[DESCRIPTION OF THE TASK] Go through the entries below and count the lines holding the word "value". Reply with only the number, please.

(A run of records)
━━━━━━━━━━━━━━━━

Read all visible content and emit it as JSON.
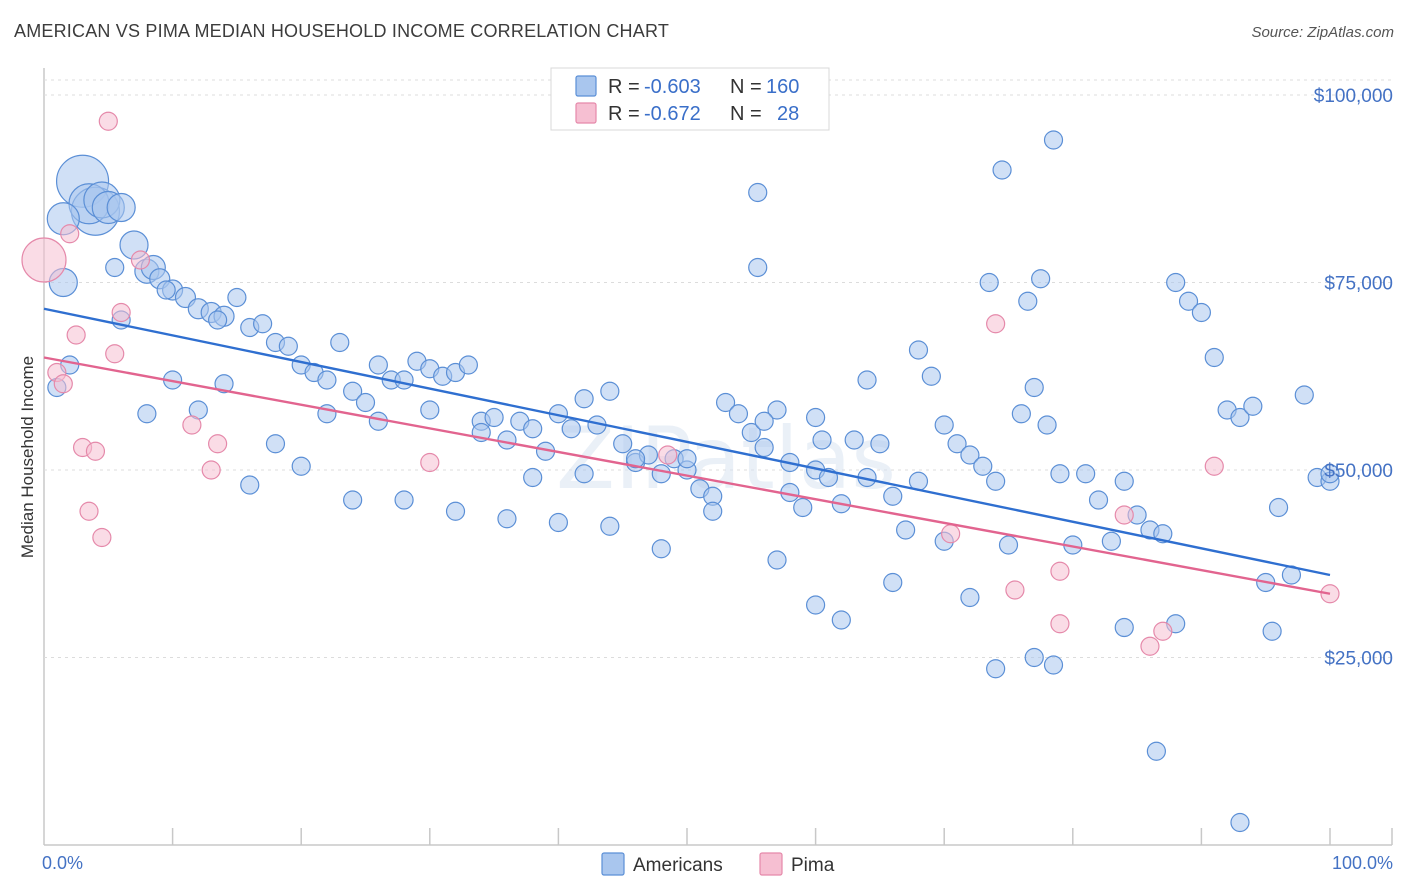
{
  "title": "AMERICAN VS PIMA MEDIAN HOUSEHOLD INCOME CORRELATION CHART",
  "source": "Source: ZipAtlas.com",
  "watermark": "ZIPatlas",
  "chart_data": {
    "type": "scatter",
    "title": "AMERICAN VS PIMA MEDIAN HOUSEHOLD INCOME CORRELATION CHART",
    "xlabel": "",
    "ylabel": "Median Household Income",
    "xlim": [
      0,
      100
    ],
    "ylim": [
      0,
      102000
    ],
    "x_tick_labels": {
      "min": "0.0%",
      "max": "100.0%"
    },
    "y_ticks": [
      {
        "value": 25000,
        "label": "$25,000"
      },
      {
        "value": 50000,
        "label": "$50,000"
      },
      {
        "value": 75000,
        "label": "$75,000"
      },
      {
        "value": 100000,
        "label": "$100,000"
      }
    ],
    "grid": true,
    "legend_position": "bottom-center",
    "stats": [
      {
        "r_label": "R =",
        "r": "-0.603",
        "n_label": "N =",
        "n": "160"
      },
      {
        "r_label": "R =",
        "r": "-0.672",
        "n_label": "N =",
        "n": "28"
      }
    ],
    "series": [
      {
        "name": "Americans",
        "color": "#a9c6ee",
        "stroke": "#5b8fd6",
        "line_color": "#2f6fd0",
        "trend": [
          [
            0,
            71500
          ],
          [
            100,
            36000
          ]
        ],
        "points": [
          [
            3.0,
            88.5,
            26
          ],
          [
            4.0,
            84.5,
            24
          ],
          [
            3.5,
            85.5,
            20
          ],
          [
            4.5,
            86.0,
            18
          ],
          [
            5.0,
            85.0,
            16
          ],
          [
            1.5,
            83.5,
            16
          ],
          [
            6.0,
            85.0,
            14
          ],
          [
            7.0,
            80.0,
            14
          ],
          [
            1.5,
            75.0,
            14
          ],
          [
            8.0,
            76.5,
            12
          ],
          [
            8.5,
            77.0,
            12
          ],
          [
            9.0,
            75.5,
            10
          ],
          [
            10.0,
            74.0,
            10
          ],
          [
            11.0,
            73.0,
            10
          ],
          [
            12.0,
            71.5,
            10
          ],
          [
            13.0,
            71.0,
            10
          ],
          [
            14.0,
            70.5,
            10
          ],
          [
            15.0,
            73.0,
            9
          ],
          [
            16.0,
            69.0,
            9
          ],
          [
            17.0,
            69.5,
            9
          ],
          [
            18.0,
            67.0,
            9
          ],
          [
            19.0,
            66.5,
            9
          ],
          [
            20.0,
            64.0,
            9
          ],
          [
            21.0,
            63.0,
            9
          ],
          [
            22.0,
            62.0,
            9
          ],
          [
            23.0,
            67.0,
            9
          ],
          [
            24.0,
            60.5,
            9
          ],
          [
            25.0,
            59.0,
            9
          ],
          [
            26.0,
            64.0,
            9
          ],
          [
            27.0,
            62.0,
            9
          ],
          [
            28.0,
            62.0,
            9
          ],
          [
            29.0,
            64.5,
            9
          ],
          [
            30.0,
            63.5,
            9
          ],
          [
            31.0,
            62.5,
            9
          ],
          [
            32.0,
            63.0,
            9
          ],
          [
            33.0,
            64.0,
            9
          ],
          [
            34.0,
            56.5,
            9
          ],
          [
            35.0,
            57.0,
            9
          ],
          [
            36.0,
            54.0,
            9
          ],
          [
            37.0,
            56.5,
            9
          ],
          [
            38.0,
            55.5,
            9
          ],
          [
            39.0,
            52.5,
            9
          ],
          [
            40.0,
            57.5,
            9
          ],
          [
            41.0,
            55.5,
            9
          ],
          [
            42.0,
            59.5,
            9
          ],
          [
            43.0,
            56.0,
            9
          ],
          [
            44.0,
            60.5,
            9
          ],
          [
            45.0,
            53.5,
            9
          ],
          [
            46.0,
            51.0,
            9
          ],
          [
            47.0,
            52.0,
            9
          ],
          [
            48.0,
            49.5,
            9
          ],
          [
            49.0,
            51.5,
            9
          ],
          [
            50.0,
            50.0,
            9
          ],
          [
            51.0,
            47.5,
            9
          ],
          [
            52.0,
            46.5,
            9
          ],
          [
            53.0,
            59.0,
            9
          ],
          [
            54.0,
            57.5,
            9
          ],
          [
            55.0,
            55.0,
            9
          ],
          [
            56.0,
            53.0,
            9
          ],
          [
            57.0,
            58.0,
            9
          ],
          [
            58.0,
            47.0,
            9
          ],
          [
            59.0,
            45.0,
            9
          ],
          [
            60.0,
            50.0,
            9
          ],
          [
            61.0,
            49.0,
            9
          ],
          [
            62.0,
            45.5,
            9
          ],
          [
            63.0,
            54.0,
            9
          ],
          [
            64.0,
            49.0,
            9
          ],
          [
            65.0,
            53.5,
            9
          ],
          [
            66.0,
            46.5,
            9
          ],
          [
            67.0,
            42.0,
            9
          ],
          [
            68.0,
            48.5,
            9
          ],
          [
            69.0,
            62.5,
            9
          ],
          [
            70.0,
            56.0,
            9
          ],
          [
            71.0,
            53.5,
            9
          ],
          [
            72.0,
            52.0,
            9
          ],
          [
            73.0,
            50.5,
            9
          ],
          [
            74.0,
            48.5,
            9
          ],
          [
            75.0,
            40.0,
            9
          ],
          [
            76.0,
            57.5,
            9
          ],
          [
            77.0,
            61.0,
            9
          ],
          [
            78.0,
            56.0,
            9
          ],
          [
            79.0,
            49.5,
            9
          ],
          [
            80.0,
            40.0,
            9
          ],
          [
            81.0,
            49.5,
            9
          ],
          [
            82.0,
            46.0,
            9
          ],
          [
            83.0,
            40.5,
            9
          ],
          [
            84.0,
            48.5,
            9
          ],
          [
            85.0,
            44.0,
            9
          ],
          [
            86.0,
            42.0,
            9
          ],
          [
            87.0,
            41.5,
            9
          ],
          [
            88.0,
            75.0,
            9
          ],
          [
            89.0,
            72.5,
            9
          ],
          [
            90.0,
            71.0,
            9
          ],
          [
            91.0,
            65.0,
            9
          ],
          [
            92.0,
            58.0,
            9
          ],
          [
            93.0,
            57.0,
            9
          ],
          [
            94.0,
            58.5,
            9
          ],
          [
            95.0,
            35.0,
            9
          ],
          [
            96.0,
            45.0,
            9
          ],
          [
            97.0,
            36.0,
            9
          ],
          [
            98.0,
            60.0,
            9
          ],
          [
            99.0,
            49.0,
            9
          ],
          [
            100.0,
            48.5,
            9
          ],
          [
            55.5,
            87.0,
            9
          ],
          [
            55.5,
            77.0,
            9
          ],
          [
            74.5,
            90.0,
            9
          ],
          [
            78.5,
            94.0,
            9
          ],
          [
            73.5,
            75.0,
            9
          ],
          [
            77.5,
            75.5,
            9
          ],
          [
            76.5,
            72.5,
            9
          ],
          [
            68.0,
            66.0,
            9
          ],
          [
            64.0,
            62.0,
            9
          ],
          [
            60.0,
            57.0,
            9
          ],
          [
            56.0,
            56.5,
            9
          ],
          [
            52.0,
            44.5,
            9
          ],
          [
            48.0,
            39.5,
            9
          ],
          [
            44.0,
            42.5,
            9
          ],
          [
            40.0,
            43.0,
            9
          ],
          [
            36.0,
            43.5,
            9
          ],
          [
            32.0,
            44.5,
            9
          ],
          [
            28.0,
            46.0,
            9
          ],
          [
            24.0,
            46.0,
            9
          ],
          [
            20.0,
            50.5,
            9
          ],
          [
            16.0,
            48.0,
            9
          ],
          [
            12.0,
            58.0,
            9
          ],
          [
            8.0,
            57.5,
            9
          ],
          [
            57.0,
            38.0,
            9
          ],
          [
            60.0,
            32.0,
            9
          ],
          [
            62.0,
            30.0,
            9
          ],
          [
            66.0,
            35.0,
            9
          ],
          [
            70.0,
            40.5,
            9
          ],
          [
            72.0,
            33.0,
            9
          ],
          [
            74.0,
            23.5,
            9
          ],
          [
            77.0,
            25.0,
            9
          ],
          [
            78.5,
            24.0,
            9
          ],
          [
            84.0,
            29.0,
            9
          ],
          [
            86.5,
            12.5,
            9
          ],
          [
            88.0,
            29.5,
            9
          ],
          [
            93.0,
            3.0,
            9
          ],
          [
            95.5,
            28.5,
            9
          ],
          [
            100.0,
            49.5,
            9
          ],
          [
            60.5,
            54.0,
            9
          ],
          [
            58.0,
            51.0,
            9
          ],
          [
            50.0,
            51.5,
            9
          ],
          [
            46.0,
            51.5,
            9
          ],
          [
            42.0,
            49.5,
            9
          ],
          [
            38.0,
            49.0,
            9
          ],
          [
            34.0,
            55.0,
            9
          ],
          [
            30.0,
            58.0,
            9
          ],
          [
            26.0,
            56.5,
            9
          ],
          [
            22.0,
            57.5,
            9
          ],
          [
            18.0,
            53.5,
            9
          ],
          [
            14.0,
            61.5,
            9
          ],
          [
            10.0,
            62.0,
            9
          ],
          [
            6.0,
            70.0,
            9
          ],
          [
            2.0,
            64.0,
            9
          ],
          [
            1.0,
            61.0,
            9
          ],
          [
            5.5,
            77.0,
            9
          ],
          [
            9.5,
            74.0,
            9
          ],
          [
            13.5,
            70.0,
            9
          ]
        ]
      },
      {
        "name": "Pima",
        "color": "#f6bfd2",
        "stroke": "#e589aa",
        "line_color": "#e2648f",
        "trend": [
          [
            0,
            65000
          ],
          [
            100,
            33500
          ]
        ],
        "points": [
          [
            0.0,
            78.0,
            22
          ],
          [
            2.0,
            81.5,
            9
          ],
          [
            5.0,
            96.5,
            9
          ],
          [
            7.5,
            78.0,
            9
          ],
          [
            6.0,
            71.0,
            9
          ],
          [
            1.0,
            63.0,
            9
          ],
          [
            1.5,
            61.5,
            9
          ],
          [
            2.5,
            68.0,
            9
          ],
          [
            5.5,
            65.5,
            9
          ],
          [
            3.0,
            53.0,
            9
          ],
          [
            4.0,
            52.5,
            9
          ],
          [
            3.5,
            44.5,
            9
          ],
          [
            4.5,
            41.0,
            9
          ],
          [
            11.5,
            56.0,
            9
          ],
          [
            13.0,
            50.0,
            9
          ],
          [
            13.5,
            53.5,
            9
          ],
          [
            30.0,
            51.0,
            9
          ],
          [
            48.5,
            52.0,
            9
          ],
          [
            74.0,
            69.5,
            9
          ],
          [
            75.5,
            34.0,
            9
          ],
          [
            79.0,
            36.5,
            9
          ],
          [
            79.0,
            29.5,
            9
          ],
          [
            84.0,
            44.0,
            9
          ],
          [
            86.0,
            26.5,
            9
          ],
          [
            87.0,
            28.5,
            9
          ],
          [
            91.0,
            50.5,
            9
          ],
          [
            100.0,
            33.5,
            9
          ],
          [
            70.5,
            41.5,
            9
          ]
        ]
      }
    ]
  }
}
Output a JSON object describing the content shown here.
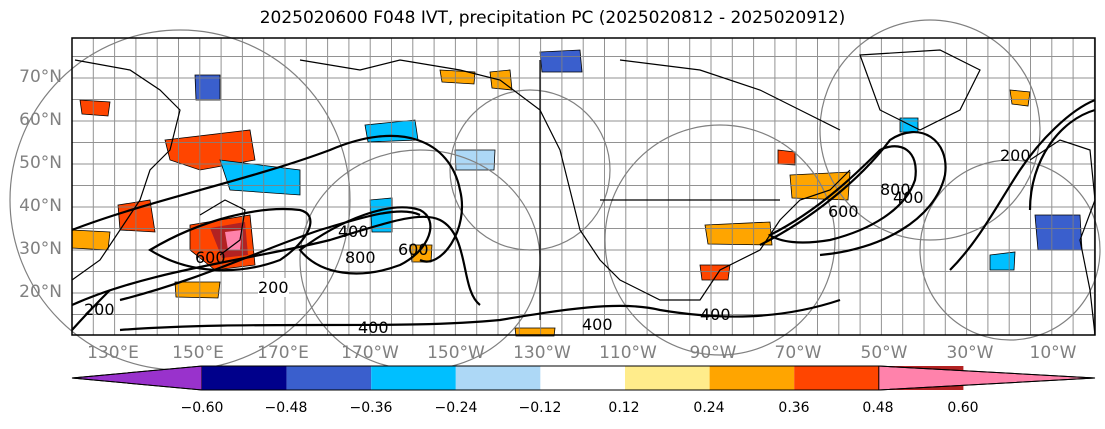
{
  "title": "2025020600 F048 IVT, precipitation PC (2025020812 - 2025020912)",
  "lat_labels": [
    "70°N",
    "60°N",
    "50°N",
    "40°N",
    "30°N",
    "20°N"
  ],
  "lon_labels": [
    "130°E",
    "150°E",
    "170°E",
    "170°W",
    "150°W",
    "130°W",
    "110°W",
    "90°W",
    "70°W",
    "50°W",
    "30°W",
    "10°W"
  ],
  "contour_labels": [
    "200",
    "400",
    "600",
    "800",
    "400",
    "600",
    "200",
    "400",
    "600",
    "800",
    "400",
    "200",
    "400"
  ],
  "colorbar": {
    "ticks": [
      "−0.60",
      "−0.48",
      "−0.36",
      "−0.24",
      "−0.12",
      "0.12",
      "0.24",
      "0.36",
      "0.48",
      "0.60"
    ],
    "colors": [
      "#9932CC",
      "#00008B",
      "#3A5FCD",
      "#00BFFF",
      "#ADD8F6",
      "#FFFFFF",
      "#FFEC8B",
      "#FFA500",
      "#FF4500",
      "#B22222",
      "#FF82AB"
    ]
  },
  "colors": {
    "axis_label": "#808080",
    "grid": "#808080",
    "contour": "#000000"
  }
}
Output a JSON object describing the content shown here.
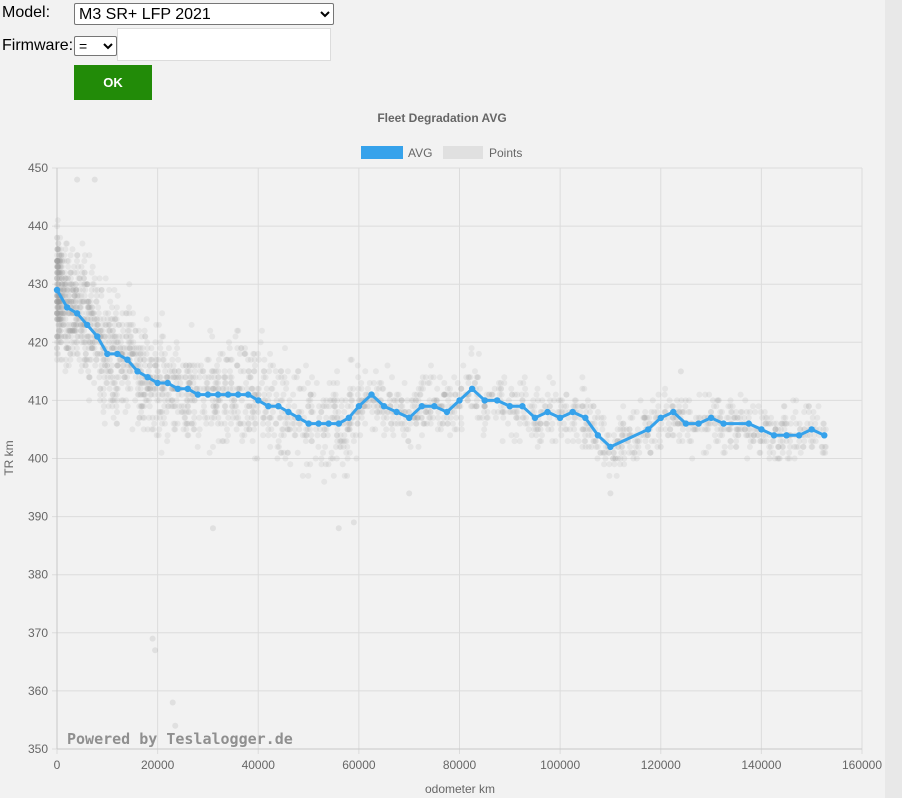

━━━━━━━━━━━━━━━━

[WRITTEN ANSWER] 4